▸ **REQUIRED TASK**:
From the line containing "Give me a plain-text" through the last line of the entries, output the text exactly. Pictures stay out.

[Extracted records]

START

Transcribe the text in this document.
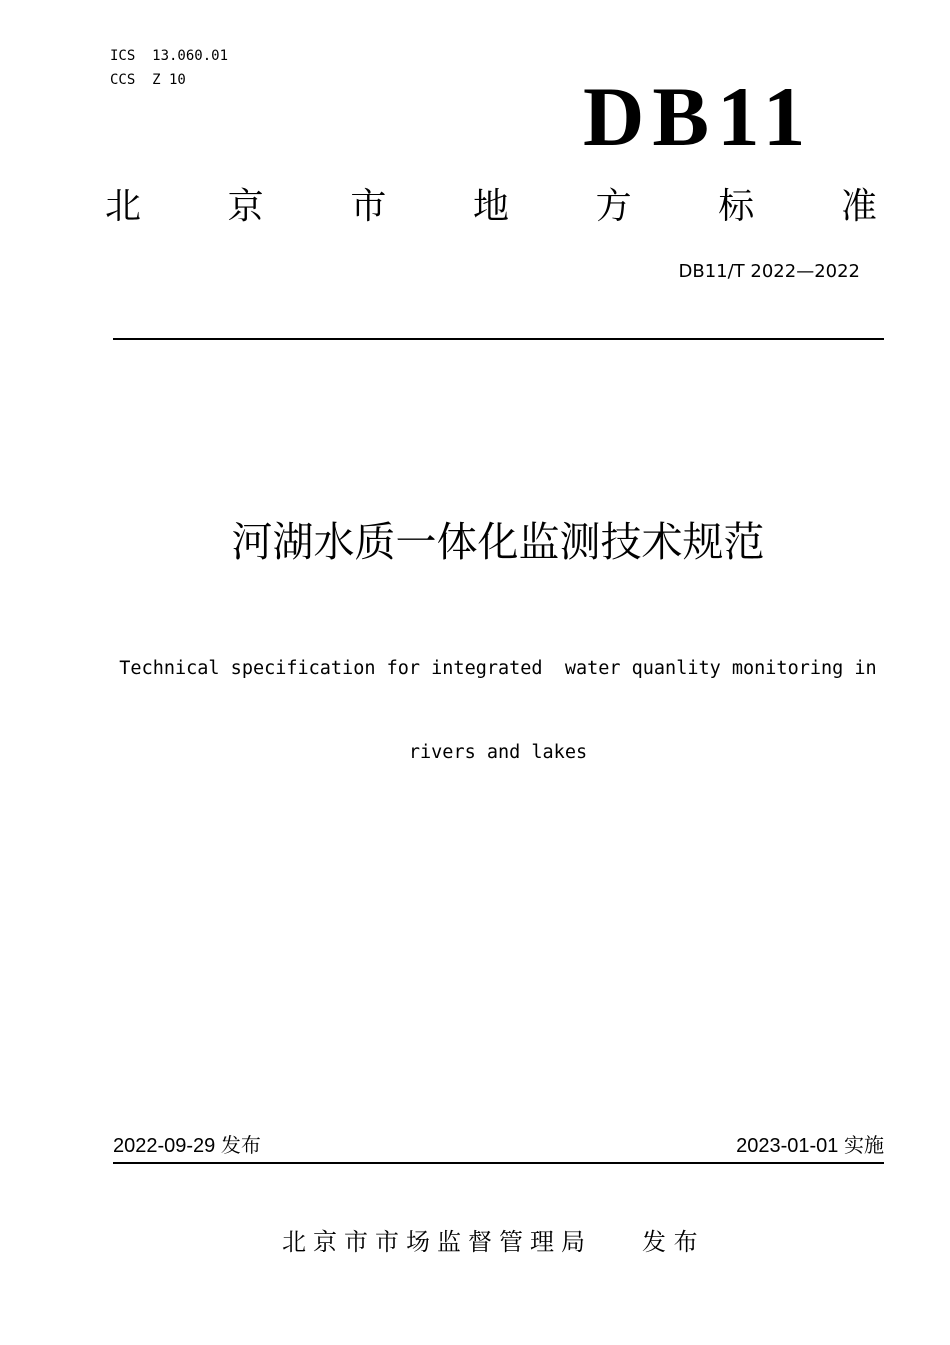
ICS  13.060.01
CCS  Z 10	DB11
北 京 市 地 方 标 准
DB11/T 2022—2022
河湖水质一体化监测技术规范

Technical specification for integrated  water quanlity monitoring in

rivers and lakes

2022-09-29 发布	2023-01-01 实施
北京市市场监督管理局 发 布
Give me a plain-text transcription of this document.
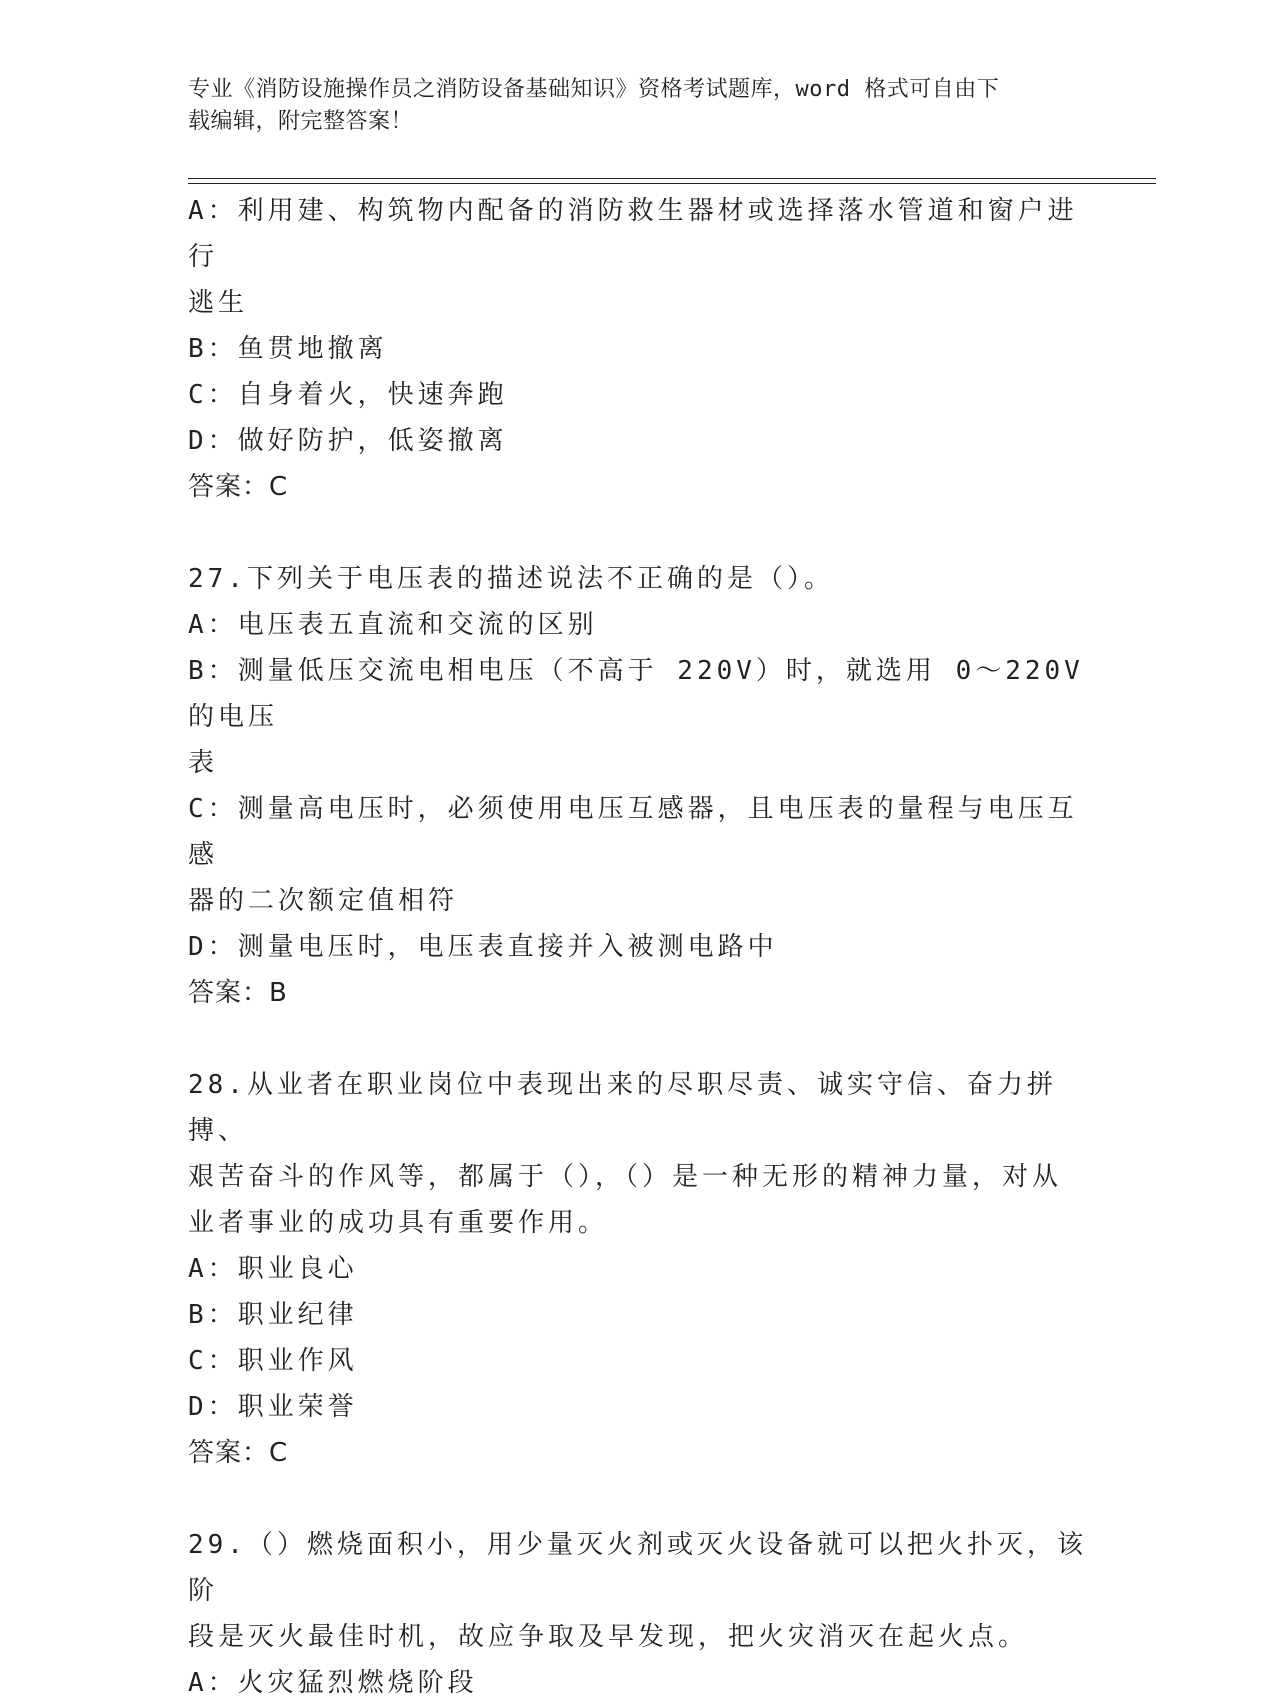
专业《消防设施操作员之消防设备基础知识》资格考试题库，word 格式可自由下
载编辑，附完整答案！
A：利用建、构筑物内配备的消防救生器材或选择落水管道和窗户进行
逃生
B：鱼贯地撤离
C：自身着火，快速奔跑
D：做好防护，低姿撤离
答案：C
27.下列关于电压表的描述说法不正确的是（）。
A：电压表五直流和交流的区别
B：测量低压交流电相电压（不高于 220V）时，就选用 0～220V 的电压
表
C：测量高电压时，必须使用电压互感器，且电压表的量程与电压互感
器的二次额定值相符
D：测量电压时，电压表直接并入被测电路中
答案：B
28.从业者在职业岗位中表现出来的尽职尽责、诚实守信、奋力拼搏、
艰苦奋斗的作风等，都属于（），（）是一种无形的精神力量，对从
业者事业的成功具有重要作用。
A：职业良心
B：职业纪律
C：职业作风
D：职业荣誉
答案：C
29.（）燃烧面积小，用少量灭火剂或灭火设备就可以把火扑灭，该阶
段是灭火最佳时机，故应争取及早发现，把火灾消灭在起火点。
A：火灾猛烈燃烧阶段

END

▸ **TASK RESULT**:
Give me a plain-text transcription of this document.
专业《消防设施操作员之消防设备基础知识》资格考试题库，word 格式可自由下
载编辑，附完整答案！
A：利用建、构筑物内配备的消防救生器材或选择落水管道和窗户进行
逃生
B：鱼贯地撤离
C：自身着火，快速奔跑
D：做好防护，低姿撤离
答案：C
27.下列关于电压表的描述说法不正确的是（）。
A：电压表五直流和交流的区别
B：测量低压交流电相电压（不高于 220V）时，就选用 0～220V 的电压
表
C：测量高电压时，必须使用电压互感器，且电压表的量程与电压互感
器的二次额定值相符
D：测量电压时，电压表直接并入被测电路中
答案：B
28.从业者在职业岗位中表现出来的尽职尽责、诚实守信、奋力拼搏、
艰苦奋斗的作风等，都属于（），（）是一种无形的精神力量，对从
业者事业的成功具有重要作用。
A：职业良心
B：职业纪律
C：职业作风
D：职业荣誉
答案：C
29.（）燃烧面积小，用少量灭火剂或灭火设备就可以把火扑灭，该阶
段是灭火最佳时机，故应争取及早发现，把火灾消灭在起火点。
A：火灾猛烈燃烧阶段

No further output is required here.